Provided passage >>

Another critical issue in the application of image-based PGD lies in accurately estimating particle volumes from 2D images. In general, the estimation of particle volumes is based on the assumption that the particle shape can be approximated to be a prolate spheroid [56], and the equivalent diameters of 2D particle projection in the form of an ellipse are adapted for the division of particle size intervals. The Feret diameter method is a commonly used representation of the projected size of particles. In recent years, it has been successfully applied to calculate the major and minor diameters of ellipses to estimate the particle volume for PGD, and good results can be obtained when there is no obstruction or only minor occlusion [57,58]. However, significant calculation errors arise when particles exhibit excessive overlap or occlusion. Precise diameter determination is hindered by fragmented contour data. The Minimum Area Rectangle (MAR) algorithm is another widely used approach in geometry, spatial analysis, automated driving and geographic information systems (GISs), which encloses a set of points or an object within the smallest possible rectangle [59,60]. Since the MAR algorithm fits the boundary of the object’s contour, it does not rely on the regularity or completeness of the object’s shape. Even if the object is partially obscured, the unobscured portion of the contour can still effectively reflect the approximate shape of the object, allowing the geometrical features of the object to be represented. So far, studies applying the MAR algorithm in particle size calculation are relatively scarce. Fan et al. [61] tried to estimate the volume of gravel particles based on the MAR algorithm by calculating the long and short axes of the Minimum Area Rectangle. The results showed that the algorithm is able to calculate the particle size and gradation. However, the computational accuracy and robustness under conditions where particles are excessively obscured need further investigation.

Data >>
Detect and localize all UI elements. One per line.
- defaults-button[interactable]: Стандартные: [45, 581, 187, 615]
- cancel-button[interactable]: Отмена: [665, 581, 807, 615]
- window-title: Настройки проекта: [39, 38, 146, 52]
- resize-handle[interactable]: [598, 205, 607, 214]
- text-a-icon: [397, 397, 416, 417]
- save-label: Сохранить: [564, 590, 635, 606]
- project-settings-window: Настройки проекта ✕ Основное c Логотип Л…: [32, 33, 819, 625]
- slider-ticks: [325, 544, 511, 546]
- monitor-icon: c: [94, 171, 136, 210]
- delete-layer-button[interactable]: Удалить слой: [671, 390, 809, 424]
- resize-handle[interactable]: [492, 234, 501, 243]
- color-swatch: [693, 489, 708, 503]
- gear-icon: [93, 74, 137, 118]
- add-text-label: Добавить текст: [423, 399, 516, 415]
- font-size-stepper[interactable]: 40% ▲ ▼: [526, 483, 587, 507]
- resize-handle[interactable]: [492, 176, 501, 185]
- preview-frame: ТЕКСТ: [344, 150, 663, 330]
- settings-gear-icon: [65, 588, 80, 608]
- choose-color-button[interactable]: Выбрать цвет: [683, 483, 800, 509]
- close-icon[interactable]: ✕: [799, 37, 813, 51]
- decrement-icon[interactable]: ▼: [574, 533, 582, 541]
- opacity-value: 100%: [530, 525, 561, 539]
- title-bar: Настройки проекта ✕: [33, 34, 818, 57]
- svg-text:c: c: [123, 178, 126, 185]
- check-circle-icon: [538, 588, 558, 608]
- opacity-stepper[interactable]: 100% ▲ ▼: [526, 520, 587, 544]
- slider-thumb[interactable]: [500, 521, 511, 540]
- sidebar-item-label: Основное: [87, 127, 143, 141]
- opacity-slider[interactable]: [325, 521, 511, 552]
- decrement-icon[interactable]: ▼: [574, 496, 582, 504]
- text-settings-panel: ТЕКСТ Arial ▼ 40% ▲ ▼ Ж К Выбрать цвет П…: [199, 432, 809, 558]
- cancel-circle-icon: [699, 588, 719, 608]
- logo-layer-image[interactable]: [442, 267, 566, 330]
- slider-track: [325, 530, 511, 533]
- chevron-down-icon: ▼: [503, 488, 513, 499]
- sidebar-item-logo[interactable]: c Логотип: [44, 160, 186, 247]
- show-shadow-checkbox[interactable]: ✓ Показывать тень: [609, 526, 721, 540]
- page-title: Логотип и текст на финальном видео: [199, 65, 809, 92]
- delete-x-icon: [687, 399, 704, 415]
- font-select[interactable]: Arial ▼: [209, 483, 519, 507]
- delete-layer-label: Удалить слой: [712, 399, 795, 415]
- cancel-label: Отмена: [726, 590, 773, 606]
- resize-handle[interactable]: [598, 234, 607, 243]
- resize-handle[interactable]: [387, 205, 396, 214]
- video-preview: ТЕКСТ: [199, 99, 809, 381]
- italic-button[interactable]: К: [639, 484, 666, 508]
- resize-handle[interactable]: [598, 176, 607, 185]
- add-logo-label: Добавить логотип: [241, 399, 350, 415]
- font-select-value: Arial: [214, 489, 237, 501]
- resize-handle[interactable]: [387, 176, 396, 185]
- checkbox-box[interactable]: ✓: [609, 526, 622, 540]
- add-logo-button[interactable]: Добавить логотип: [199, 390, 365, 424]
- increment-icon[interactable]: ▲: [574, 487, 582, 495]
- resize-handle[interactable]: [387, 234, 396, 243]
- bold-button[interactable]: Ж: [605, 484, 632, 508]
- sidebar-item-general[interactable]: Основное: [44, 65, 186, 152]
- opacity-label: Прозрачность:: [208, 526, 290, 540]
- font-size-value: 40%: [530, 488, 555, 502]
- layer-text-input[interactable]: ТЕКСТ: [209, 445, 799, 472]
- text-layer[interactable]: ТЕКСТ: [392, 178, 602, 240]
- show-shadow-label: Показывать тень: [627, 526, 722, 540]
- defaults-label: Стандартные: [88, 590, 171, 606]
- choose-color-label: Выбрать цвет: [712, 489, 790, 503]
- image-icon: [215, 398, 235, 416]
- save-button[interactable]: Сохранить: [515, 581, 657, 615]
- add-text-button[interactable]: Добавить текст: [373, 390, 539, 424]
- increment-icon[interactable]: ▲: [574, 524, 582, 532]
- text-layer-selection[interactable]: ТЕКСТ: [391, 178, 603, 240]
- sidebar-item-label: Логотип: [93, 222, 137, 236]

Objective >>
Reproduce the passage on estimating particle volumes from 2D images in full, word for word.

Output for this task >>
Another critical issue in the application of image-based PGD lies in accurately estimating particle volumes from 2D images. In general, the estimation of particle volumes is based on the assumption that the particle shape can be approximated to be a prolate spheroid [56], and the equivalent diameters of 2D particle projection in the form of an ellipse are adapted for the division of particle size intervals. The Feret diameter method is a commonly used representation of the projected size of particles. In recent years, it has been successfully applied to calculate the major and minor diameters of ellipses to estimate the particle volume for PGD, and good results can be obtained when there is no obstruction or only minor occlusion [57,58]. However, significant calculation errors arise when particles exhibit excessive overlap or occlusion. Precise diameter determination is hindered by fragmented contour data. The Minimum Area Rectangle (MAR) algorithm is another widely used approach in geometry, spatial analysis, automated driving and geographic information systems (GISs), which encloses a set of points or an object within the smallest possible rectangle [59,60]. Since the MAR algorithm fits the boundary of the object’s contour, it does not rely on the regularity or completeness of the object’s shape. Even if the object is partially obscured, the unobscured portion of the contour can still effectively reflect the approximate shape of the object, allowing the geometrical features of the object to be represented. So far, studies applying the MAR algorithm in particle size calculation are relatively scarce. Fan et al. [61] tried to estimate the volume of gravel particles based on the MAR algorithm by calculating the long and short axes of the Minimum Area Rectangle. The results showed that the algorithm is able to calculate the particle size and gradation. However, the computational accuracy and robustness under conditions where particles are excessively obscured need further investigation.